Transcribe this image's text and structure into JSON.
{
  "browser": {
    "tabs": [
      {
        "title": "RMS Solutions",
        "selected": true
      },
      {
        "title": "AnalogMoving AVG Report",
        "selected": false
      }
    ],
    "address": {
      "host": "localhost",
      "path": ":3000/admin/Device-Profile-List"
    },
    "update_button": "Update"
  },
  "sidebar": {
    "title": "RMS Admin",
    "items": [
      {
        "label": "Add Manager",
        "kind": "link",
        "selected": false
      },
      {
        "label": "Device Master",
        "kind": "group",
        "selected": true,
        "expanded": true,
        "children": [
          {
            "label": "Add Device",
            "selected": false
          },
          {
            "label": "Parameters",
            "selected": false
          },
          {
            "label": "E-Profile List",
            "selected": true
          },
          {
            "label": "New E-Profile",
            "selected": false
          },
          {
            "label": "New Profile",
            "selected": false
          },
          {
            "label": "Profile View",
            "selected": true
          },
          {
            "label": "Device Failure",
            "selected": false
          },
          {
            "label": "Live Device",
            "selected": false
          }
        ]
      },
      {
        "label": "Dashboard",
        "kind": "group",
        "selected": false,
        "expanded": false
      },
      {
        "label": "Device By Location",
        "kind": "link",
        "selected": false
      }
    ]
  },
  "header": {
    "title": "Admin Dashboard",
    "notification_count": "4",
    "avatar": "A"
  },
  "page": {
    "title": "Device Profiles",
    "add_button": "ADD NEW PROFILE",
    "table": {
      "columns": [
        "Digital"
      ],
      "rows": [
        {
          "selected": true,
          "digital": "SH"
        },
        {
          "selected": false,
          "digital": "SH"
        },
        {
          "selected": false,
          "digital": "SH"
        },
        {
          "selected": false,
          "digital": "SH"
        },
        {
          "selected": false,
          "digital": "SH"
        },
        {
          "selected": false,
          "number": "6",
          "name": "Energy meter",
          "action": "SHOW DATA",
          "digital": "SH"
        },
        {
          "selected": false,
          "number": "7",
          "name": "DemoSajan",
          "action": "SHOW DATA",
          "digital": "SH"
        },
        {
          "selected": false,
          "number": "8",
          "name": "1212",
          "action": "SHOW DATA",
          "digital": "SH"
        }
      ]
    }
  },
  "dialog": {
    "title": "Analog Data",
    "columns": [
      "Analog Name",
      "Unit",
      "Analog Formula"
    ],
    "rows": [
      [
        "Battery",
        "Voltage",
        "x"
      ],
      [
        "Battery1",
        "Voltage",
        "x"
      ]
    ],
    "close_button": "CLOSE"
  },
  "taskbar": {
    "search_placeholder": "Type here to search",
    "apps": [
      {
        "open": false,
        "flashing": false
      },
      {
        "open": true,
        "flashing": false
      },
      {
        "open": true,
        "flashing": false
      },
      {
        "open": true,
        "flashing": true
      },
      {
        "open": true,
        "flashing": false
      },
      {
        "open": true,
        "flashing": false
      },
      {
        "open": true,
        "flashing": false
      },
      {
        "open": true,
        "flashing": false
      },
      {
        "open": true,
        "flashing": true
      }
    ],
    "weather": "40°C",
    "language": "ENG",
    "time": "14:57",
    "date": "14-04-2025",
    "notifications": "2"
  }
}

===

▶ Problem to work on:
Copy each line from the records above that includes the string "label".

▶ Written answer:
        "label": "Add Manager",
        "label": "Device Master",
            "label": "Add Device",
            "label": "Parameters",
            "label": "E-Profile List",
            "label": "New E-Profile",
            "label": "New Profile",
            "label": "Profile View",
            "label": "Device Failure",
            "label": "Live Device",
        "label": "Dashboard",
        "label": "Device By Location",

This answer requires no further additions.